Lay out the lines below as a numbered list, omitting any blank lines.

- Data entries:
= = = = = = =

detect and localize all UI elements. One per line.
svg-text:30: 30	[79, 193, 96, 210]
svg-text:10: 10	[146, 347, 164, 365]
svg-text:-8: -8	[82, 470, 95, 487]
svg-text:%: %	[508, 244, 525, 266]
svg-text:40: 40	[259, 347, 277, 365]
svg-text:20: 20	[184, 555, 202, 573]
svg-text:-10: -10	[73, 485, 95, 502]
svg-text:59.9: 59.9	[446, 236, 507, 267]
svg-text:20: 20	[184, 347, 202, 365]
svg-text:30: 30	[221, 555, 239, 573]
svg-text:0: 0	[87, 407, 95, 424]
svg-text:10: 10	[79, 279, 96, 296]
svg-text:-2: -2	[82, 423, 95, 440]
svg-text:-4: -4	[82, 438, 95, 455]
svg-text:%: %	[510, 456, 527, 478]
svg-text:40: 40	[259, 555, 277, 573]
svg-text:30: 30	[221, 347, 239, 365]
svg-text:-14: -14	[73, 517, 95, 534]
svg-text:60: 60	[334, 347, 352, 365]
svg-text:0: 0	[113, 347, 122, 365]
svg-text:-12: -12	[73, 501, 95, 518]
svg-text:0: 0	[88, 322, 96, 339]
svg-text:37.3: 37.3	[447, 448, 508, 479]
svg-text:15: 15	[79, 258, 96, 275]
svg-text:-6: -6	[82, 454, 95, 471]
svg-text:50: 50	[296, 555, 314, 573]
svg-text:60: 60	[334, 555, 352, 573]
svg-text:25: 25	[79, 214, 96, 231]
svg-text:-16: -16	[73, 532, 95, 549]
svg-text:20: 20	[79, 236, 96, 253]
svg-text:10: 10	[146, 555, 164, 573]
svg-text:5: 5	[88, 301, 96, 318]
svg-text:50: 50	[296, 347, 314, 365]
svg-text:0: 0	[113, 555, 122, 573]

= = = = = = =

- Exercise answer:
1. detect and localize all UI elements. One per line.
2. svg-text:30: 30	[79, 193, 96, 210]
3. svg-text:10: 10	[146, 347, 164, 365]
4. svg-text:-8: -8	[82, 470, 95, 487]
5. svg-text:%: %	[508, 244, 525, 266]
6. svg-text:40: 40	[259, 347, 277, 365]
7. svg-text:20: 20	[184, 555, 202, 573]
8. svg-text:-10: -10	[73, 485, 95, 502]
9. svg-text:59.9: 59.9	[446, 236, 507, 267]
10. svg-text:20: 20	[184, 347, 202, 365]
11. svg-text:30: 30	[221, 555, 239, 573]
12. svg-text:0: 0	[87, 407, 95, 424]
13. svg-text:10: 10	[79, 279, 96, 296]
14. svg-text:-2: -2	[82, 423, 95, 440]
15. svg-text:-4: -4	[82, 438, 95, 455]
16. svg-text:%: %	[510, 456, 527, 478]
17. svg-text:40: 40	[259, 555, 277, 573]
18. svg-text:30: 30	[221, 347, 239, 365]
19. svg-text:-14: -14	[73, 517, 95, 534]
20. svg-text:60: 60	[334, 347, 352, 365]
21. svg-text:0: 0	[113, 347, 122, 365]
22. svg-text:-12: -12	[73, 501, 95, 518]
23. svg-text:0: 0	[88, 322, 96, 339]
24. svg-text:37.3: 37.3	[447, 448, 508, 479]
25. svg-text:15: 15	[79, 258, 96, 275]
26. svg-text:-6: -6	[82, 454, 95, 471]
27. svg-text:50: 50	[296, 555, 314, 573]
28. svg-text:60: 60	[334, 555, 352, 573]
29. svg-text:25: 25	[79, 214, 96, 231]
30. svg-text:-16: -16	[73, 532, 95, 549]
31. svg-text:20: 20	[79, 236, 96, 253]
32. svg-text:10: 10	[146, 555, 164, 573]
33. svg-text:5: 5	[88, 301, 96, 318]
34. svg-text:50: 50	[296, 347, 314, 365]
35. svg-text:0: 0	[113, 555, 122, 573]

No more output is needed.